The exercise → Return each line of the data below verbatim; pictures are to be left out.

Stored data →
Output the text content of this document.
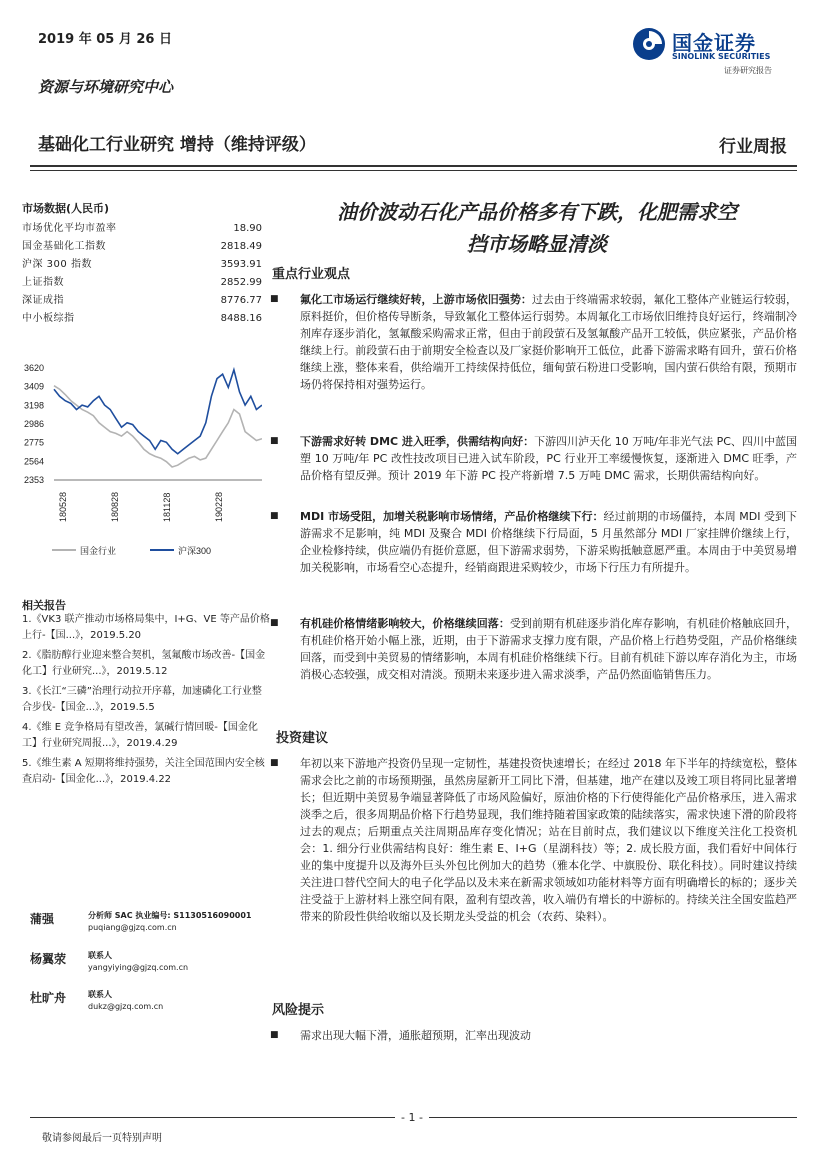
2019 年 05 月 26 日	国金证券
SINOLINK SECURITIES
证券研究报告
资源与环境研究中心
基础化工行业研究 增持（维持评级）	行业周报
市场数据(人民币)
市场优化平均市盈率	18.90
国金基础化工指数	2818.49
沪深 300 指数	3593.91
上证指数	2852.99
深证成指	8776.77
中小板综指	8488.16
3620
3409
3198
2986
2775
2564
2353
180528	180828	181128	190228
国金行业	沪深300
相关报告
1.《VK3 联产推动市场格局集中，I+G、VE 等产品价格上行-【国...》，2019.5.20
2.《脂肪醇行业迎来整合契机，氢氟酸市场改善-【国金化工】行业研究...》，2019.5.12
3.《长江“三磷”治理行动拉开序幕，加速磷化工行业整合步伐-【国金...》，2019.5.5
4.《维 E 竞争格局有望改善，氯碱行情回暖-【国金化工】行业研究周报...》，2019.4.29
5.《维生素 A 短期将维持强势，关注全国范围内安全核查启动-【国金化...》，2019.4.22
蒲强	分析师 SAC 执业编号: S1130516090001
puqiang@gjzq.com.cn
杨翼荥	联系人
yangyiying@gjzq.com.cn
杜旷舟	联系人
dukz@gjzq.com.cn
油价波动石化产品价格多有下跌，化肥需求空
挡市场略显清淡
重点行业观点
■ 氟化工市场运行继续好转，上游市场依旧强势：过去由于终端需求较弱，氟化工整体产业链运行较弱，原料挺价，但价格传导断条，导致氟化工整体运行弱势。本周氟化工市场依旧维持良好运行，终端制冷剂库存逐步消化，氢氟酸采购需求正常，但由于前段萤石及氢氟酸产品开工较低，供应紧张，产品价格继续上行。前段萤石由于前期安全检查以及厂家挺价影响开工低位，此番下游需求略有回升，萤石价格继续上涨，整体来看，供给端开工持续保持低位，缅甸萤石粉进口受影响，国内萤石供给有限，预期市场仍将保持相对强势运行。
■ 下游需求好转 DMC 进入旺季，供需结构向好：下游四川泸天化 10 万吨/年非光气法 PC、四川中蓝国塑 10 万吨/年 PC 改性技改项目已进入试车阶段，PC 行业开工率缓慢恢复，逐渐进入 DMC 旺季，产品价格有望反弹。预计 2019 年下游 PC 投产将新增 7.5 万吨 DMC 需求，长期供需结构向好。
■ MDI 市场受阻，加增关税影响市场情绪，产品价格继续下行：经过前期的市场僵持，本周 MDI 受到下游需求不足影响，纯 MDI 及聚合 MDI 价格继续下行局面，5 月虽然部分 MDI 厂家挂牌价继续上行，企业检修持续，供应端仍有挺价意愿，但下游需求弱势，下游采购抵触意愿严重。本周由于中美贸易增加关税影响，市场看空心态提升，经销商跟进采购较少，市场下行压力有所提升。
■ 有机硅价格情绪影响较大，价格继续回落：受到前期有机硅逐步消化库存影响，有机硅价格触底回升，有机硅价格开始小幅上涨，近期，由于下游需求支撑力度有限，产品价格上行趋势受阻，产品价格继续回落，而受到中美贸易的情绪影响，本周有机硅价格继续下行。目前有机硅下游以库存消化为主，市场消极心态较强，成交相对清淡。预期未来逐步进入需求淡季，产品仍然面临销售压力。
投资建议
■ 年初以来下游地产投资仍呈现一定韧性，基建投资快速增长；在经过 2018 年下半年的持续宽松，整体需求会比之前的市场预期强，虽然房屋新开工同比下滑，但基建，地产在建以及竣工项目将同比显著增长；但近期中美贸易争端显著降低了市场风险偏好，原油价格的下行使得能化产品价格承压，进入需求淡季之后，很多周期品价格下行趋势显现，我们维持随着国家政策的陆续落实，需求快速下滑的阶段将过去的观点；后期重点关注周期品库存变化情况；站在目前时点，我们建议以下维度关注化工投资机会：1. 细分行业供需结构良好：维生素 E、I+G（星湖科技）等；2. 成长股方面，我们看好中间体行业的集中度提升以及海外巨头外包比例加大的趋势（雅本化学、中旗股份、联化科技）。同时建议持续关注进口替代空间大的电子化学品以及未来在新需求领域如功能材料等方面有明确增长的标的；逐步关注受益于上游材料上涨空间有限，盈利有望改善，收入端仍有增长的中游标的。持续关注全国安监趋严带来的阶段性供给收缩以及长期龙头受益的机会（农药、染料）。
风险提示
■ 需求出现大幅下滑，通胀超预期，汇率出现波动
- 1 -
敬请参阅最后一页特别声明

Worked answer →
Output the text content of this document.
2019 年 05 月 26 日	国金证券
SINOLINK SECURITIES
证券研究报告
资源与环境研究中心
基础化工行业研究 增持（维持评级）	行业周报
市场数据(人民币)
市场优化平均市盈率	18.90
国金基础化工指数	2818.49
沪深 300 指数	3593.91
上证指数	2852.99
深证成指	8776.77
中小板综指	8488.16
3620
3409
3198
2986
2775
2564
2353
180528	180828	181128	190228
国金行业	沪深300
相关报告
1.《VK3 联产推动市场格局集中，I+G、VE 等产品价格上行-【国...》，2019.5.20
2.《脂肪醇行业迎来整合契机，氢氟酸市场改善-【国金化工】行业研究...》，2019.5.12
3.《长江“三磷”治理行动拉开序幕，加速磷化工行业整合步伐-【国金...》，2019.5.5
4.《维 E 竞争格局有望改善，氯碱行情回暖-【国金化工】行业研究周报...》，2019.4.29
5.《维生素 A 短期将维持强势，关注全国范围内安全核查启动-【国金化...》，2019.4.22
蒲强	分析师 SAC 执业编号: S1130516090001
puqiang@gjzq.com.cn
杨翼荥	联系人
yangyiying@gjzq.com.cn
杜旷舟	联系人
dukz@gjzq.com.cn
油价波动石化产品价格多有下跌，化肥需求空
挡市场略显清淡
重点行业观点
■ 氟化工市场运行继续好转，上游市场依旧强势：过去由于终端需求较弱，氟化工整体产业链运行较弱，原料挺价，但价格传导断条，导致氟化工整体运行弱势。本周氟化工市场依旧维持良好运行，终端制冷剂库存逐步消化，氢氟酸采购需求正常，但由于前段萤石及氢氟酸产品开工较低，供应紧张，产品价格继续上行。前段萤石由于前期安全检查以及厂家挺价影响开工低位，此番下游需求略有回升，萤石价格继续上涨，整体来看，供给端开工持续保持低位，缅甸萤石粉进口受影响，国内萤石供给有限，预期市场仍将保持相对强势运行。
■ 下游需求好转 DMC 进入旺季，供需结构向好：下游四川泸天化 10 万吨/年非光气法 PC、四川中蓝国塑 10 万吨/年 PC 改性技改项目已进入试车阶段，PC 行业开工率缓慢恢复，逐渐进入 DMC 旺季，产品价格有望反弹。预计 2019 年下游 PC 投产将新增 7.5 万吨 DMC 需求，长期供需结构向好。
■ MDI 市场受阻，加增关税影响市场情绪，产品价格继续下行：经过前期的市场僵持，本周 MDI 受到下游需求不足影响，纯 MDI 及聚合 MDI 价格继续下行局面，5 月虽然部分 MDI 厂家挂牌价继续上行，企业检修持续，供应端仍有挺价意愿，但下游需求弱势，下游采购抵触意愿严重。本周由于中美贸易增加关税影响，市场看空心态提升，经销商跟进采购较少，市场下行压力有所提升。
■ 有机硅价格情绪影响较大，价格继续回落：受到前期有机硅逐步消化库存影响，有机硅价格触底回升，有机硅价格开始小幅上涨，近期，由于下游需求支撑力度有限，产品价格上行趋势受阻，产品价格继续回落，而受到中美贸易的情绪影响，本周有机硅价格继续下行。目前有机硅下游以库存消化为主，市场消极心态较强，成交相对清淡。预期未来逐步进入需求淡季，产品仍然面临销售压力。
投资建议
■ 年初以来下游地产投资仍呈现一定韧性，基建投资快速增长；在经过 2018 年下半年的持续宽松，整体需求会比之前的市场预期强，虽然房屋新开工同比下滑，但基建，地产在建以及竣工项目将同比显著增长；但近期中美贸易争端显著降低了市场风险偏好，原油价格的下行使得能化产品价格承压，进入需求淡季之后，很多周期品价格下行趋势显现，我们维持随着国家政策的陆续落实，需求快速下滑的阶段将过去的观点；后期重点关注周期品库存变化情况；站在目前时点，我们建议以下维度关注化工投资机会：1. 细分行业供需结构良好：维生素 E、I+G（星湖科技）等；2. 成长股方面，我们看好中间体行业的集中度提升以及海外巨头外包比例加大的趋势（雅本化学、中旗股份、联化科技）。同时建议持续关注进口替代空间大的电子化学品以及未来在新需求领域如功能材料等方面有明确增长的标的；逐步关注受益于上游材料上涨空间有限，盈利有望改善，收入端仍有增长的中游标的。持续关注全国安监趋严带来的阶段性供给收缩以及长期龙头受益的机会（农药、染料）。
风险提示
■ 需求出现大幅下滑，通胀超预期，汇率出现波动
- 1 -
敬请参阅最后一页特别声明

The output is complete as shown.